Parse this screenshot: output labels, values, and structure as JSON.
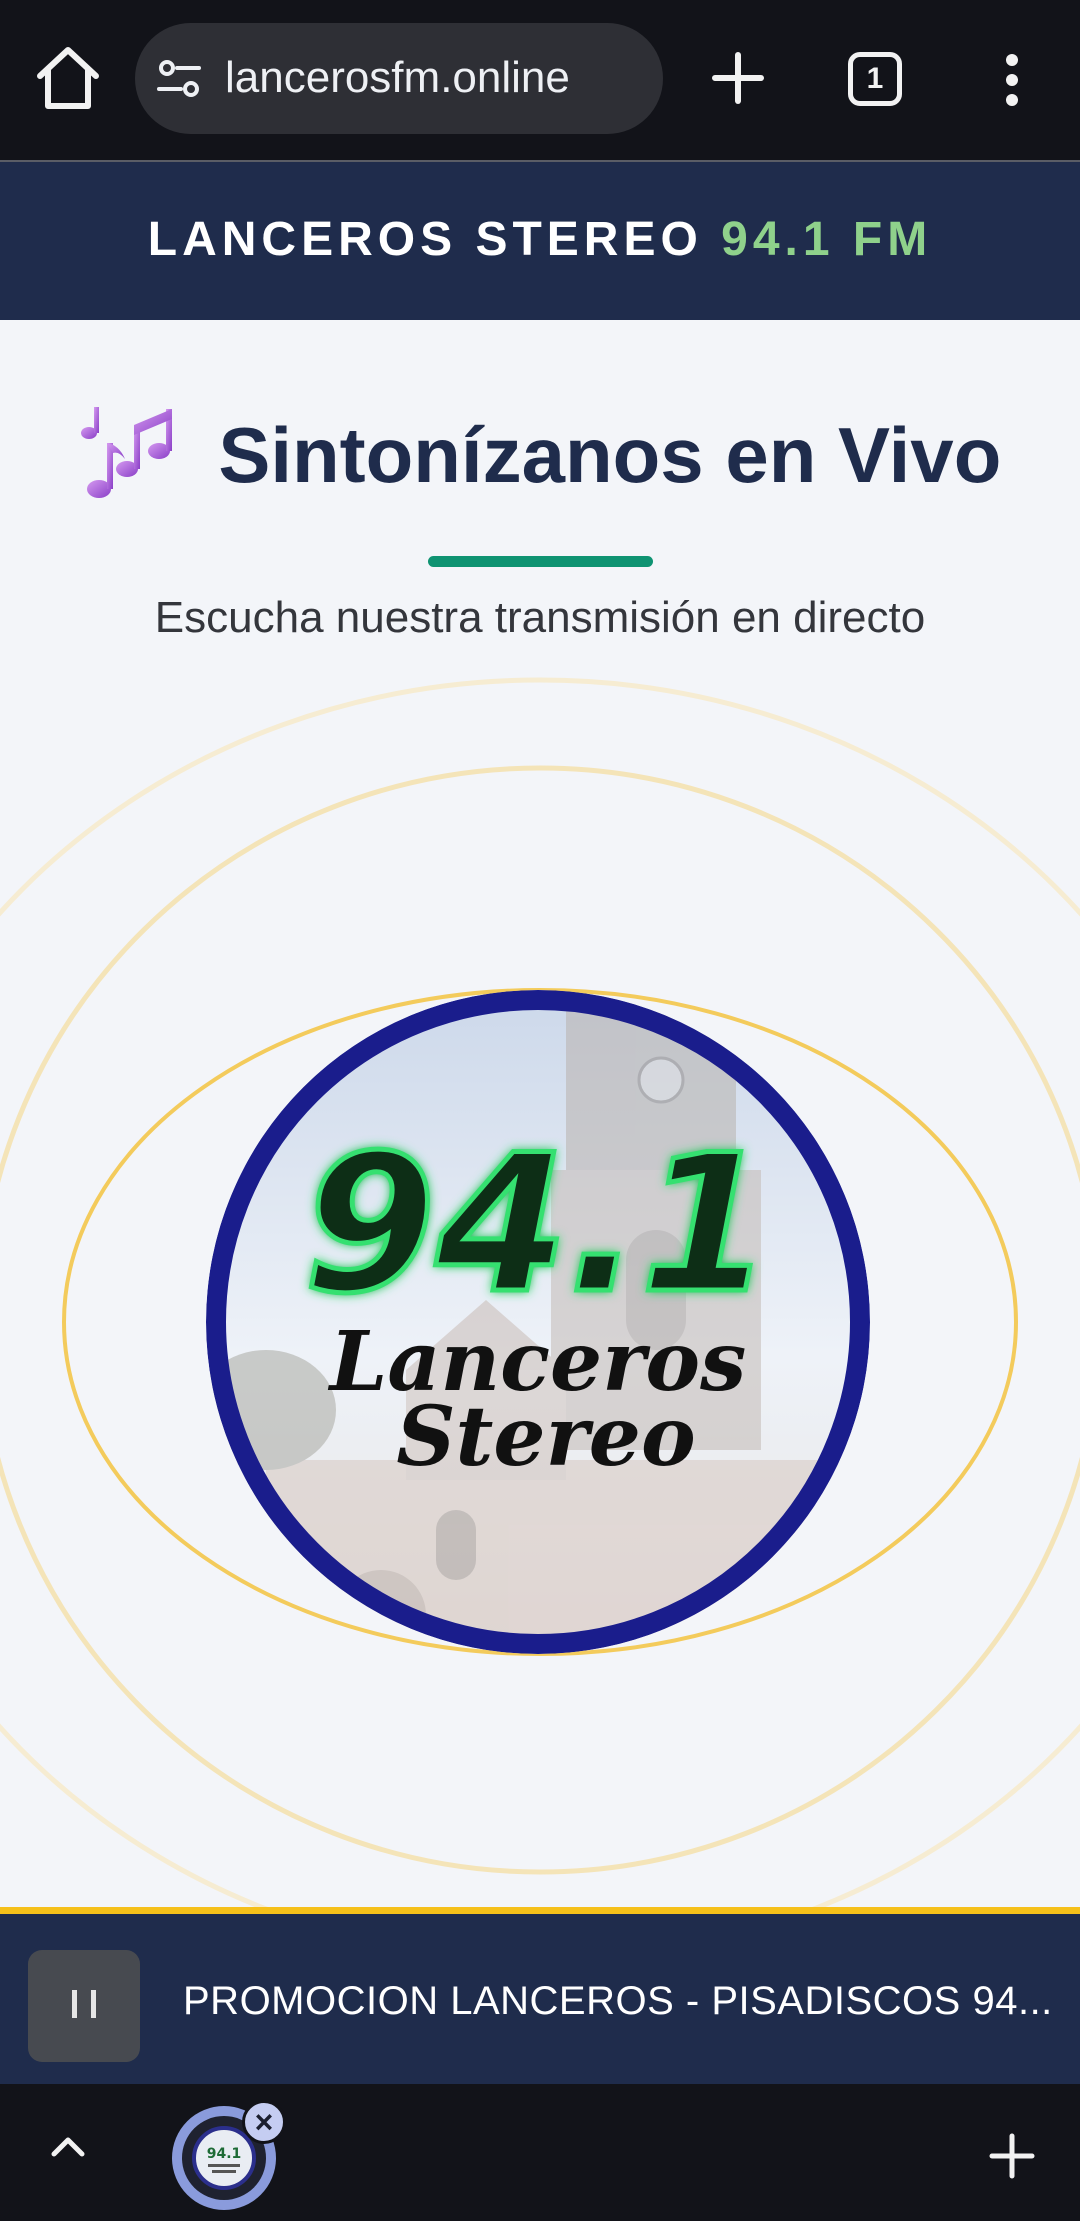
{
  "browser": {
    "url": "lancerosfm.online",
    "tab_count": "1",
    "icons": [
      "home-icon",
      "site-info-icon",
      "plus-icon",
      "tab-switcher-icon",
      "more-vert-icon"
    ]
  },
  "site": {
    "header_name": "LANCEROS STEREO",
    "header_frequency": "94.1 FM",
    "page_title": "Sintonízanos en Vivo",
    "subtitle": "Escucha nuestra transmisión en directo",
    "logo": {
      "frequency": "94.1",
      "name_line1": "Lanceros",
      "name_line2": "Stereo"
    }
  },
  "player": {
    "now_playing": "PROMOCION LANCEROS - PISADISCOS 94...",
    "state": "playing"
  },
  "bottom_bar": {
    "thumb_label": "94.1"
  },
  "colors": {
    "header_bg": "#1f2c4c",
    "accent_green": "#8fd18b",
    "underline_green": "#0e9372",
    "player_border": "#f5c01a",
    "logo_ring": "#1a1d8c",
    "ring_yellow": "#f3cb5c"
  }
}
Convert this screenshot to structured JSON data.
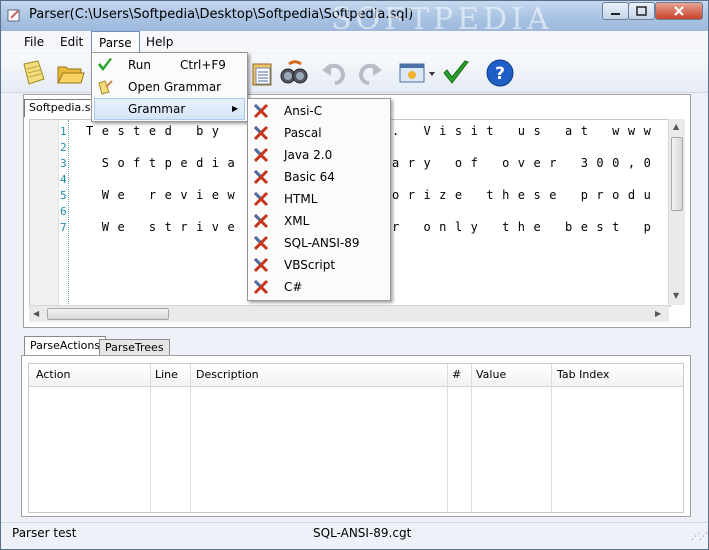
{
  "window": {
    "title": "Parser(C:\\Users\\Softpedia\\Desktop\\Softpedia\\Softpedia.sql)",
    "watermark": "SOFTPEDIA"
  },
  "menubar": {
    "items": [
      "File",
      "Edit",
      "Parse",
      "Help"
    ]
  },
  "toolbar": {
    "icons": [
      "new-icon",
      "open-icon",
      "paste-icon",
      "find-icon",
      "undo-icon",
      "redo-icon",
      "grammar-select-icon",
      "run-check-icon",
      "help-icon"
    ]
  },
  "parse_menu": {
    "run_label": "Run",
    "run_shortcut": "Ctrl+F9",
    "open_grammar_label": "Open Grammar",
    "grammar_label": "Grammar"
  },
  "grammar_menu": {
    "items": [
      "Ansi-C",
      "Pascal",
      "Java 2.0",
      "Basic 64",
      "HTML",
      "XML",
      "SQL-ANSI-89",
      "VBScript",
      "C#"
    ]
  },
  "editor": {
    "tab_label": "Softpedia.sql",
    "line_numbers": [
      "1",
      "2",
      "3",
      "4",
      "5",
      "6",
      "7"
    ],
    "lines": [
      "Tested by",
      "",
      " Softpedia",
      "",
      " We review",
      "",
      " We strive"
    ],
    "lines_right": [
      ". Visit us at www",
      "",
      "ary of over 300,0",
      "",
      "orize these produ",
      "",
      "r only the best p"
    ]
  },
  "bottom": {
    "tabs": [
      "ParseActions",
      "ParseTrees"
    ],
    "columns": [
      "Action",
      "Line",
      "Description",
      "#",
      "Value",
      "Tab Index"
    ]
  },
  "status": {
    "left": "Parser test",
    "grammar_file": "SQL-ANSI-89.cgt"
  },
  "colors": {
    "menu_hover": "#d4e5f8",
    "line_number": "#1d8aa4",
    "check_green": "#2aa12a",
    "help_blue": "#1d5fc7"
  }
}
...
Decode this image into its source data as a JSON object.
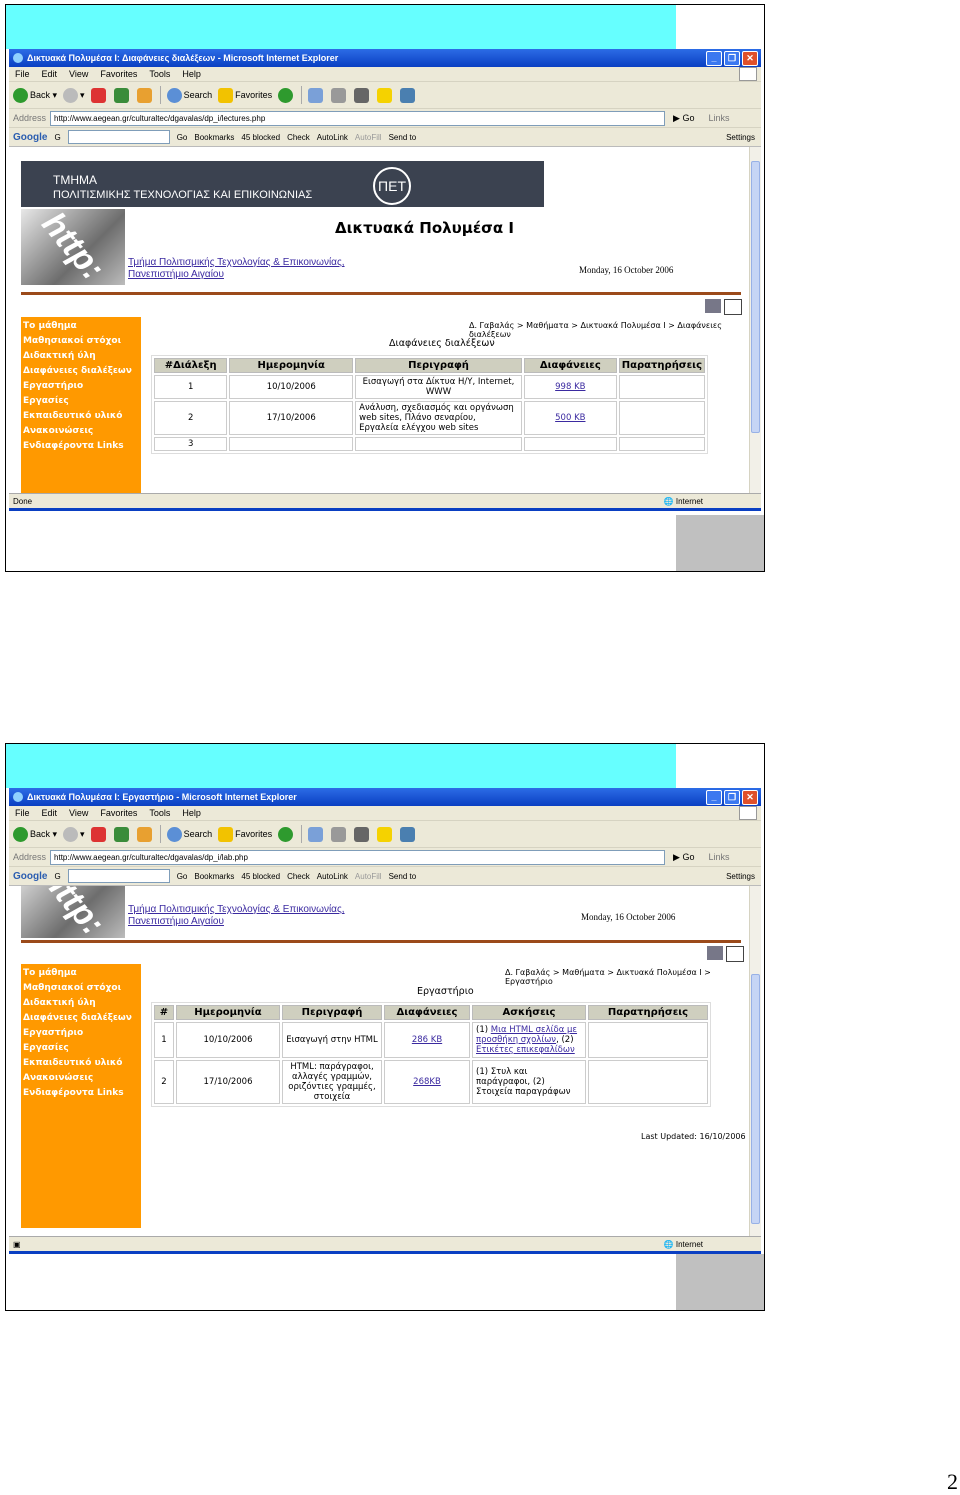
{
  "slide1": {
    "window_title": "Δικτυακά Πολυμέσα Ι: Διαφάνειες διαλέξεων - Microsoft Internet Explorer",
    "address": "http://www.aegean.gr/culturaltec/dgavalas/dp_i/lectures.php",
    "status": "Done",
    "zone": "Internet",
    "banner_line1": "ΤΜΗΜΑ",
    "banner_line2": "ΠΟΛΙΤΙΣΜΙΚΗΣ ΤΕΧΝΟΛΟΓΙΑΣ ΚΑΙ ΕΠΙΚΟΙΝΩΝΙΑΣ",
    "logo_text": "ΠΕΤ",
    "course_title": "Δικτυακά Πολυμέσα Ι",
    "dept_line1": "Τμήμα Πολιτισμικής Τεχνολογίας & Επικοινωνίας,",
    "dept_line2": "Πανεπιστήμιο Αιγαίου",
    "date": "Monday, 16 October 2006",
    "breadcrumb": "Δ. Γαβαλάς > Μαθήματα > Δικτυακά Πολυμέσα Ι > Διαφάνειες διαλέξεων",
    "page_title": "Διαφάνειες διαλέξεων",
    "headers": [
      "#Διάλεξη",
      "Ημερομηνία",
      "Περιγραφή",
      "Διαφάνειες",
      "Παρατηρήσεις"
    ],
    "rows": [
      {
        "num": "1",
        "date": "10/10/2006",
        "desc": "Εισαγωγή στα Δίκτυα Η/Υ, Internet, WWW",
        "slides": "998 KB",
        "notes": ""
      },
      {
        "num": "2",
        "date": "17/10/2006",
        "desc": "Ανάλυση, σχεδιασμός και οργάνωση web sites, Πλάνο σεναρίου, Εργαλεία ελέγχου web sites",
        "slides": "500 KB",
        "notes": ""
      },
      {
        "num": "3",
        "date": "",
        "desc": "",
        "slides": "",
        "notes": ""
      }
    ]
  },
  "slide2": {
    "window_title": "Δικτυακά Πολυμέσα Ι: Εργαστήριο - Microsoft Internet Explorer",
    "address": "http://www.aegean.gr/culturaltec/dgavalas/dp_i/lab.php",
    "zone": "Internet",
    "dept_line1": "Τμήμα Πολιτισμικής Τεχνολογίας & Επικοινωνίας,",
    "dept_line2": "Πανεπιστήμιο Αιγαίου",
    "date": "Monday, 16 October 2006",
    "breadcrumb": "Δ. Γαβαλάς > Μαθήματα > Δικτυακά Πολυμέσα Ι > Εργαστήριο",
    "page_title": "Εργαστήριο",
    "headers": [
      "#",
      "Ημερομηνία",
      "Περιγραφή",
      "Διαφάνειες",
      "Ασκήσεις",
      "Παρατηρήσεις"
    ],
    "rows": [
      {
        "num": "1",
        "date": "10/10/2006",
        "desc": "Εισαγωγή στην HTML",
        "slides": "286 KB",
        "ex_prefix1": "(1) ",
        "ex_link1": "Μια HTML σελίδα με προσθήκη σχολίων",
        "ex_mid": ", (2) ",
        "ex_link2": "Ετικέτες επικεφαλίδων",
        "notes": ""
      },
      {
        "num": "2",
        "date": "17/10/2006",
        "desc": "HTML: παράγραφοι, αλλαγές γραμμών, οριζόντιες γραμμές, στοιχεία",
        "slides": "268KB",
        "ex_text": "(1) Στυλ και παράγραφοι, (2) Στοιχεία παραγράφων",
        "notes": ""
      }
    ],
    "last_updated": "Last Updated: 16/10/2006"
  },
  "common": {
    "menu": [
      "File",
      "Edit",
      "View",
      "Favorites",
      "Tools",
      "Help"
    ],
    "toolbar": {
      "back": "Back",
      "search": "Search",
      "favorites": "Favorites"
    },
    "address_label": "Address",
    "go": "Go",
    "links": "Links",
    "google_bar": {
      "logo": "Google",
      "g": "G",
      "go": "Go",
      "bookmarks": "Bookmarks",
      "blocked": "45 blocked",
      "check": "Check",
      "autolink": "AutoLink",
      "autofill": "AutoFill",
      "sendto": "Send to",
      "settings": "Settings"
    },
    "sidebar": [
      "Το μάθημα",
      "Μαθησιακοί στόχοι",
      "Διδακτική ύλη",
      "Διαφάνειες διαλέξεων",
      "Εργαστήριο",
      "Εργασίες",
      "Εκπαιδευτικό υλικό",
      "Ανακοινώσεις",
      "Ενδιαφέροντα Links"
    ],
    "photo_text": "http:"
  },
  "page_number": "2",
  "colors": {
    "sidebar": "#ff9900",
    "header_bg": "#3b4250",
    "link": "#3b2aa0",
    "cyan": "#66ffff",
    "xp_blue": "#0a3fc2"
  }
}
---
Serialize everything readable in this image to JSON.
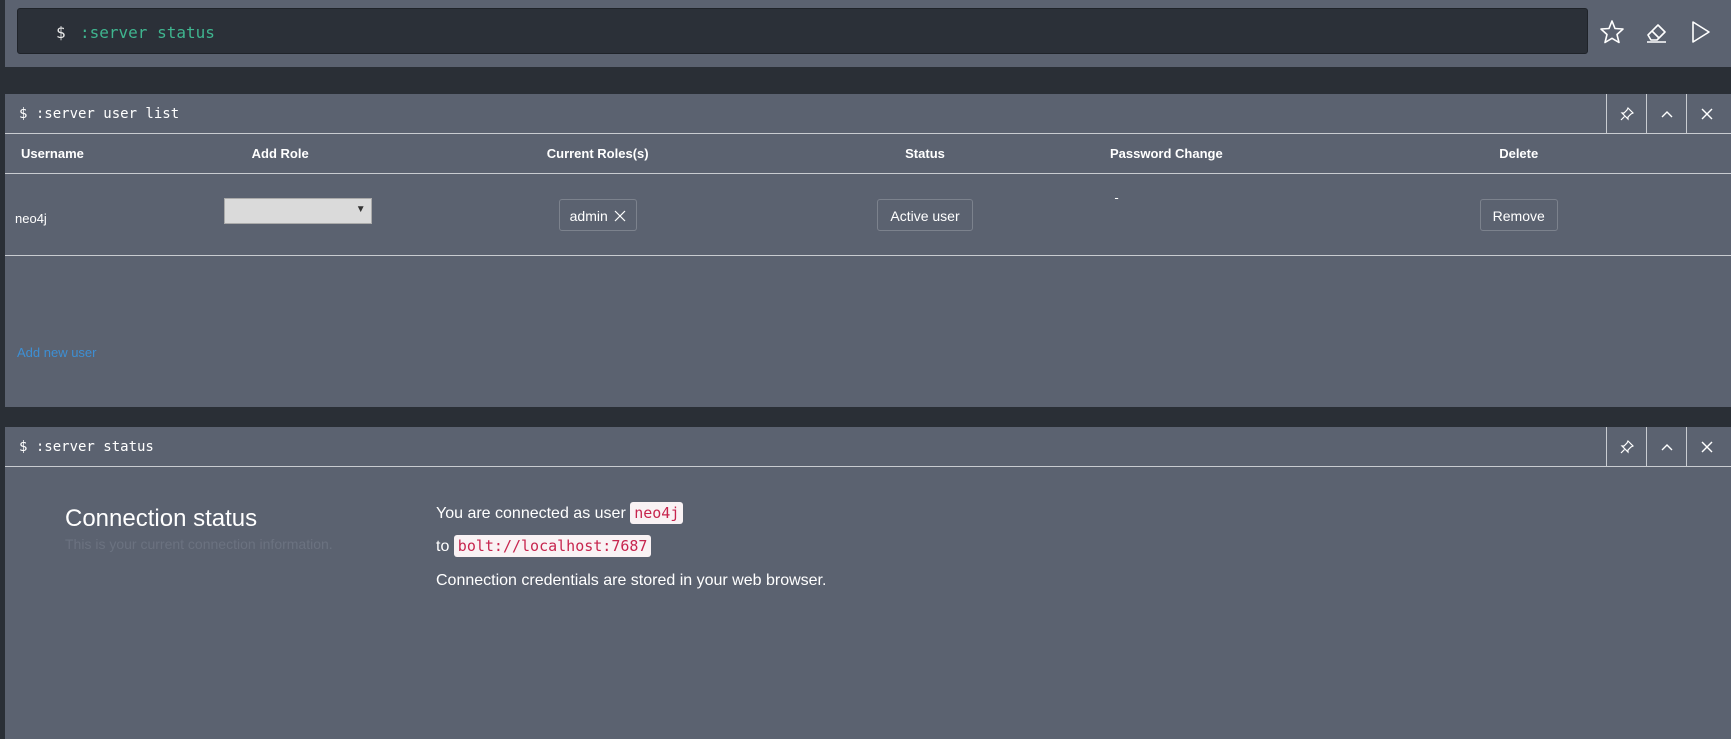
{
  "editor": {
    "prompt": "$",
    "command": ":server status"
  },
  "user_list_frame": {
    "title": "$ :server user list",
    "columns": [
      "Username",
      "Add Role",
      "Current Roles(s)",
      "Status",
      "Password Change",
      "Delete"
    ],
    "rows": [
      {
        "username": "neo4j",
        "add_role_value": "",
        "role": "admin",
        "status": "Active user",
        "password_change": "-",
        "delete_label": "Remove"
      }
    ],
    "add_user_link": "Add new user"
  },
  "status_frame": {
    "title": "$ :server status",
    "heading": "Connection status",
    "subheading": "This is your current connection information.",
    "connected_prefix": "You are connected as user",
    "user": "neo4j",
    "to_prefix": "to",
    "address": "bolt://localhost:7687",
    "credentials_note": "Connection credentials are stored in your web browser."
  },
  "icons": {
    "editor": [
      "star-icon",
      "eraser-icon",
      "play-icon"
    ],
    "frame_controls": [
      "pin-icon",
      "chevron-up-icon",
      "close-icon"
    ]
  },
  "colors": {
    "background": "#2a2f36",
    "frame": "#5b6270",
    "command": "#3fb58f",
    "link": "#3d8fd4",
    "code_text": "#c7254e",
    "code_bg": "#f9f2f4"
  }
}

• **Exercise task**: Find every line that has "Διαφάνειες" in it, then return those lines.

• **Result below**:
    "window_title": "Δικτυακά Πολυμέσα Ι: Διαφάνειες διαλέξεων - Microsoft Internet Explorer",
    "breadcrumb": "Δ. Γαβαλάς > Μαθήματα > Δικτυακά Πολυμέσα Ι > Διαφάνειες διαλέξεων",
    "page_title": "Διαφάνειες διαλέξεων",
      "Διαφάνειες",
      "Διαφάνειες",
      "Διαφάνειες διαλέξεων",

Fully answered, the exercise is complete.